Study text:

Where we meet is where these tables exist / Sarah Cook / Independent curator and Ph.D. candidate, Dept of Art, Design and Media, University of Sunderland

Eatock: The form my designs take—what's visual and tangible—is conceptually based around systems. There are no random things brought to it for decoration. Design has always been about form making, but recently designers have been dematerializing their designs something that happened decades ago in art. When I was at school, graphic design became very dense with meaning; it was organic. I felt it necessary to bring in a secondary thing: a conceptual framework, a system. Which doesn't mean there aren't still elements a system can't control that you have to bring knowledge to... it's just that they're outside the system.

Cook: So in adhering to a system you're removing yourself from the decision making, not removing yourself from the aestheticisation of the final product.

Solhaug: Dan uses graphic design with reference to an A4 sheet of paper, and I make architecture in relation to the body. For me, using the four by eight sheet as a system is secondary to object making. The idea of systems is not foreign to me; I appreciate the idea of a template. Most of the architectural things I've worked on have been deeply conceptual in this way. But with design rather than with architecture, it becomes a question of removing subjectivity. Architects do the same as designers but in space... they then try and make space lyrical and even intangible.

Eatock: For Foundation 33, design isn't about one discipline. We may not be furniture specialists but we have become specialists of the mediums we work with. The medium came before the table. I wanted to take a four by eight sheet and cut and glue it together so the surface is the edge. I had no function for it, I didn't know what it meant to make something like that. And then Sam said, ''wow, it would be great to continue that surface down to the floor... how could we do it?"

Cook: So there was always the intention of making something that could be used?

Solhaug: The moment we made legs to hold the surface up, then it became functional. It's as simple as knowing the system: 24 slats in 48 inches. How wide should the legs be? 2 inches. It's pretty logical.

Cook: Do you agree with Ellen Lupton when she writes: ''design's linguistic and social aspects are trivialized or ignored when abstraction is made the primary focus of design thinking''?

Record extracts:
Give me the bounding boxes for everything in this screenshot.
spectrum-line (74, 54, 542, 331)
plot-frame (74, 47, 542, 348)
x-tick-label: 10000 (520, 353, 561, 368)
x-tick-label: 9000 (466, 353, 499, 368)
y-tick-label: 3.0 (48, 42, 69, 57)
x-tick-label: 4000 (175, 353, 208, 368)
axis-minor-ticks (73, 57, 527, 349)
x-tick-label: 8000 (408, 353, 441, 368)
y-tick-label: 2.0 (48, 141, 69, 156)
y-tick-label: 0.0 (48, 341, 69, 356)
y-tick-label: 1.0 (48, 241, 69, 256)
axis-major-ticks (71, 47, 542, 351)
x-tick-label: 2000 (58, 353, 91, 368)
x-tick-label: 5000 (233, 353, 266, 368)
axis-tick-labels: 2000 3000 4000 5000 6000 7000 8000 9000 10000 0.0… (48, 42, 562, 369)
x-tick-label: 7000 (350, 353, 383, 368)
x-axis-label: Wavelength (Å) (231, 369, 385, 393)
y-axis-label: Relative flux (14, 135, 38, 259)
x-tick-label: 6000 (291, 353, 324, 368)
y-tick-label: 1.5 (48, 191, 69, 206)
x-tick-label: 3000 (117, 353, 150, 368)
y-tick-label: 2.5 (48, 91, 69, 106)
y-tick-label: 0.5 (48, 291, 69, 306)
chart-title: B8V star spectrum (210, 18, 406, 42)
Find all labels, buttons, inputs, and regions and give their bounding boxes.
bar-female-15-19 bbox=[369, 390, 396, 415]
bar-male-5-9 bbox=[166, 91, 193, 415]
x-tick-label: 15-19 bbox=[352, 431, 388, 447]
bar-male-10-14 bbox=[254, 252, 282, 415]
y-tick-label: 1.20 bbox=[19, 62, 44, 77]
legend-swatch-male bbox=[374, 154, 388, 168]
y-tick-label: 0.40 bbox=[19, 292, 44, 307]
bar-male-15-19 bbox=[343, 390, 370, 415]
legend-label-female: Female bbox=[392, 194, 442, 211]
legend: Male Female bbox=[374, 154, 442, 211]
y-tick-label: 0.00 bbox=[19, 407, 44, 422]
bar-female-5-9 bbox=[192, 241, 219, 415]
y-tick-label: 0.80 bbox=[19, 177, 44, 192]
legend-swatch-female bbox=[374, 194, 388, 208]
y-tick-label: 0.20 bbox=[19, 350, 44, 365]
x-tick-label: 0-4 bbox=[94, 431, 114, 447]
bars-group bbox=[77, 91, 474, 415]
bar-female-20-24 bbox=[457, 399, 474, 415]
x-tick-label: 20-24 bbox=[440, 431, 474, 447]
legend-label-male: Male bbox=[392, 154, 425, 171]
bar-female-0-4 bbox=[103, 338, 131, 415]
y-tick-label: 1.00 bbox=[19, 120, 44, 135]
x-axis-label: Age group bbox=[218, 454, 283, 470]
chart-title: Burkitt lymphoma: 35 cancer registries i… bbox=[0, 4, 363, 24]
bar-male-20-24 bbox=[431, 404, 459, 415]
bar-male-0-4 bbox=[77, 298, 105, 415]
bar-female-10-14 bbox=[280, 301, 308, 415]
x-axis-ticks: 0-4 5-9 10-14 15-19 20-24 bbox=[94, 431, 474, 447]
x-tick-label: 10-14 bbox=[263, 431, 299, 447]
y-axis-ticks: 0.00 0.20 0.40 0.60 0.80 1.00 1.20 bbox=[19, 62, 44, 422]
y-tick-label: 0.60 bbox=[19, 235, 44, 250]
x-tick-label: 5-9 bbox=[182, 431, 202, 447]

What to do:
[1] List every speaker who has lines in the tables interview.
[2] Repeat word for word the part of the tables interview that opens with the words containing "Eatock: The form" and closes with "outside the system.".
[3] Pick up the interview about the tables from where it stops and keep it going.

Per-task outputs:
[1] Eatock, Cook, Solhaug

[2]
Eatock: The form my designs take—what's visual and tangible—is conceptually based around systems. There are no random things brought to it for decoration. Design has always been about form making, but recently designers have been dematerializing their designs something that happened decades ago in art. When I was at school, graphic design became very dense with meaning; it was organic. I felt it necessary to bring in a secondary thing: a conceptual framework, a system. Which doesn't mean there aren't still elements a system can't control that you have to bring knowledge to... it's just that they're outside the system.

[3]
Solhaug: Design is definitely stronger when based on context. Which is what I do. Whether found or invented. But to me there is no hierarchy in the process. Design linguistics and social aspects should be part of the abstraction.

Eatock: Sometimes simplicity needs something beyond just that. The difference is that we don't try and make a form from the outset but rather we discuss it as a non-thing, as something that's not physical. It is through the process that it takes a form, and then we develop it until it works conceptually and physically. And that's applied to everything: the design, the furniture, even the space of our studio.

Cook: Then how do your diagrams function on the abstract compositional level, and how do you anticipate your diagrams being read in relation to the finished product?

Solhaug: There's a strong connection in architecture between diagram (plan/section) and the finished spatial work. For me this is the relationship I feel with our diagrams, it is about material, structure, concept, scale, the utilitarian aspect, the process, and drawing. And yes, all those things that occur when one exists (diagram) with the other (object).

Eatock: We're taking things that exist already and changing them—it's inevitable that sooner or later someone is going to do it. This is not my intention; it's only looking back to see how I made them—with them being so systematic, and having so few random elements—that I could imagine someone else doing something very similar if not exactly the same. The idea for the multi-ply would have ended in the sketchbook — it was an idea, not even a diagram. But then Sam added another 50% and it developed into another idea, a diagram and then it became a project.

Solhaug: Where we meet is where these tables exist.